[Saved entries]
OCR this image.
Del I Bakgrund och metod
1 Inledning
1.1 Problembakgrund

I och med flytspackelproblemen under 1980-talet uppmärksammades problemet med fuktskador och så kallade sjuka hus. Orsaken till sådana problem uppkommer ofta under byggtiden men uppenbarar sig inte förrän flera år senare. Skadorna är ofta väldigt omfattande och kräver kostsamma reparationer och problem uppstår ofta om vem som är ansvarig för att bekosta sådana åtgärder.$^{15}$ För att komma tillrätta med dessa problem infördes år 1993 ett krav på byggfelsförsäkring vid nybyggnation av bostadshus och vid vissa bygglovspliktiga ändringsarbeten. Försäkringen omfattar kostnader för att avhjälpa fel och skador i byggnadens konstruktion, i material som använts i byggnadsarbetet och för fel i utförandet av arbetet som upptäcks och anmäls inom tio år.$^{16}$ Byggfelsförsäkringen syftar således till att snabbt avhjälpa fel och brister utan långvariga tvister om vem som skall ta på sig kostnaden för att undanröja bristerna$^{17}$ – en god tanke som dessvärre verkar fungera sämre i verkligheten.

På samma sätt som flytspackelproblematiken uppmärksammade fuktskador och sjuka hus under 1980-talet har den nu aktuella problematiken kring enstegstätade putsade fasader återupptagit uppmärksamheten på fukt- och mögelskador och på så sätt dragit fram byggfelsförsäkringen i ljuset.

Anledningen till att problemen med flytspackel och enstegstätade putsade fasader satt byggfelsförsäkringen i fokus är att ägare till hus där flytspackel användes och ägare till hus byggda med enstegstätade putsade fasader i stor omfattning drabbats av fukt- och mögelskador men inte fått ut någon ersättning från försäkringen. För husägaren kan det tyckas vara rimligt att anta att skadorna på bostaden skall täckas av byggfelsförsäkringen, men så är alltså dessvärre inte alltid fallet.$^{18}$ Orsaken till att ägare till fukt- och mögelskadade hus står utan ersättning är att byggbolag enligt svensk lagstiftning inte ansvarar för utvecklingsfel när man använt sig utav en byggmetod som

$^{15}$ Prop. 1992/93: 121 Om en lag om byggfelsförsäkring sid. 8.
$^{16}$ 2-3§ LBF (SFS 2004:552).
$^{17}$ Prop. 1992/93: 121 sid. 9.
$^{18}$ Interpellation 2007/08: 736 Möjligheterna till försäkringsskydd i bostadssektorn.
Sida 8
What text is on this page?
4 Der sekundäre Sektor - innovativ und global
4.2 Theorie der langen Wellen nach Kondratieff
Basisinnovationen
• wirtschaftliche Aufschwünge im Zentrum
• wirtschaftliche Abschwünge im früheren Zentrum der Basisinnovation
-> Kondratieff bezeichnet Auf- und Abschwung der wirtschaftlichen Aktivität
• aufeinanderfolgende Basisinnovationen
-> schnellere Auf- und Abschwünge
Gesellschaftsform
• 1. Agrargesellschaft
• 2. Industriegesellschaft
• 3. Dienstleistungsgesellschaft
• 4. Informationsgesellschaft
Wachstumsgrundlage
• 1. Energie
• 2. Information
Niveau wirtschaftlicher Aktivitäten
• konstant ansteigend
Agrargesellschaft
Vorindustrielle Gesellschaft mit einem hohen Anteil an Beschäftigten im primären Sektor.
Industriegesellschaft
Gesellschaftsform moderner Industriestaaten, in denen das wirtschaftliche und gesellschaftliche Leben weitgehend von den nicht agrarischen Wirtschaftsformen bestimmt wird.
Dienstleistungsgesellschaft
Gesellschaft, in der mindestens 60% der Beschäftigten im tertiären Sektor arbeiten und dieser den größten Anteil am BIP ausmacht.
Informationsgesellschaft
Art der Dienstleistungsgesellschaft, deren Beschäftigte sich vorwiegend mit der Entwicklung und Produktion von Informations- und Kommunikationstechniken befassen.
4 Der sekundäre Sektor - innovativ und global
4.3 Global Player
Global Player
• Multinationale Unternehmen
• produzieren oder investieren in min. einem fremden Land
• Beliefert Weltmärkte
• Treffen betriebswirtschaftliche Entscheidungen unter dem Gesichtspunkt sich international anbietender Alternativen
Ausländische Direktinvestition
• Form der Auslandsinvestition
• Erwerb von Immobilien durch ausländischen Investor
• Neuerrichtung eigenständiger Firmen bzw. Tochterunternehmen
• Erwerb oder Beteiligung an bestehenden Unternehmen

## Task details
Return all lines of the material above in which the word "Basisinnovationen" occurs.

## Response to this exercise
Basisinnovationen
• aufeinanderfolgende Basisinnovationen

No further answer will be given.